Data entries
>>>>>

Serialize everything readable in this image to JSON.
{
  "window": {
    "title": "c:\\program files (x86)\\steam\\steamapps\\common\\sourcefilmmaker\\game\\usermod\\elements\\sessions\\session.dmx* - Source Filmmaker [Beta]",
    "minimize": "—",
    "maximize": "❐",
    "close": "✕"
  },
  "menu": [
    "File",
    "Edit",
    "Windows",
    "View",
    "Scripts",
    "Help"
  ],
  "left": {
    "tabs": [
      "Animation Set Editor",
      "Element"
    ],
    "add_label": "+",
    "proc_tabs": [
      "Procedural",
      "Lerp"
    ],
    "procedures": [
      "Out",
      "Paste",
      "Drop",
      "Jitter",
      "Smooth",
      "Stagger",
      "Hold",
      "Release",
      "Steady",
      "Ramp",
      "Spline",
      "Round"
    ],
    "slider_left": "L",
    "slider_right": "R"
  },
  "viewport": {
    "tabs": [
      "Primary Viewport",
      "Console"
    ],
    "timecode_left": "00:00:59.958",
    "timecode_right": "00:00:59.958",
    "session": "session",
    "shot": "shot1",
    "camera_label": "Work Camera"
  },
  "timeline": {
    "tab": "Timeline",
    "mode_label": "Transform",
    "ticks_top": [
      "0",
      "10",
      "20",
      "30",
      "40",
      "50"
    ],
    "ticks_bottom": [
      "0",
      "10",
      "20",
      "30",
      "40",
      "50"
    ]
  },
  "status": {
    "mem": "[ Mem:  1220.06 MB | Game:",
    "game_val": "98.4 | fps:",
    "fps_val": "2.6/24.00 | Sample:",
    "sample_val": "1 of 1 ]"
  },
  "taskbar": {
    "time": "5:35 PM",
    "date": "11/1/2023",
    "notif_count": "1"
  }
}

<<<<<

# Problem to solve
Quote all the records exactly, please, leaving none out.

# Exercise answer
Serialize everything readable in this image to JSON.
{
  "window": {
    "title": "c:\\program files (x86)\\steam\\steamapps\\common\\sourcefilmmaker\\game\\usermod\\elements\\sessions\\session.dmx* - Source Filmmaker [Beta]",
    "minimize": "—",
    "maximize": "❐",
    "close": "✕"
  },
  "menu": [
    "File",
    "Edit",
    "Windows",
    "View",
    "Scripts",
    "Help"
  ],
  "left": {
    "tabs": [
      "Animation Set Editor",
      "Element"
    ],
    "add_label": "+",
    "proc_tabs": [
      "Procedural",
      "Lerp"
    ],
    "procedures": [
      "Out",
      "Paste",
      "Drop",
      "Jitter",
      "Smooth",
      "Stagger",
      "Hold",
      "Release",
      "Steady",
      "Ramp",
      "Spline",
      "Round"
    ],
    "slider_left": "L",
    "slider_right": "R"
  },
  "viewport": {
    "tabs": [
      "Primary Viewport",
      "Console"
    ],
    "timecode_left": "00:00:59.958",
    "timecode_right": "00:00:59.958",
    "session": "session",
    "shot": "shot1",
    "camera_label": "Work Camera"
  },
  "timeline": {
    "tab": "Timeline",
    "mode_label": "Transform",
    "ticks_top": [
      "0",
      "10",
      "20",
      "30",
      "40",
      "50"
    ],
    "ticks_bottom": [
      "0",
      "10",
      "20",
      "30",
      "40",
      "50"
    ]
  },
  "status": {
    "mem": "[ Mem:  1220.06 MB | Game:",
    "game_val": "98.4 | fps:",
    "fps_val": "2.6/24.00 | Sample:",
    "sample_val": "1 of 1 ]"
  },
  "taskbar": {
    "time": "5:35 PM",
    "date": "11/1/2023",
    "notif_count": "1"
  }
}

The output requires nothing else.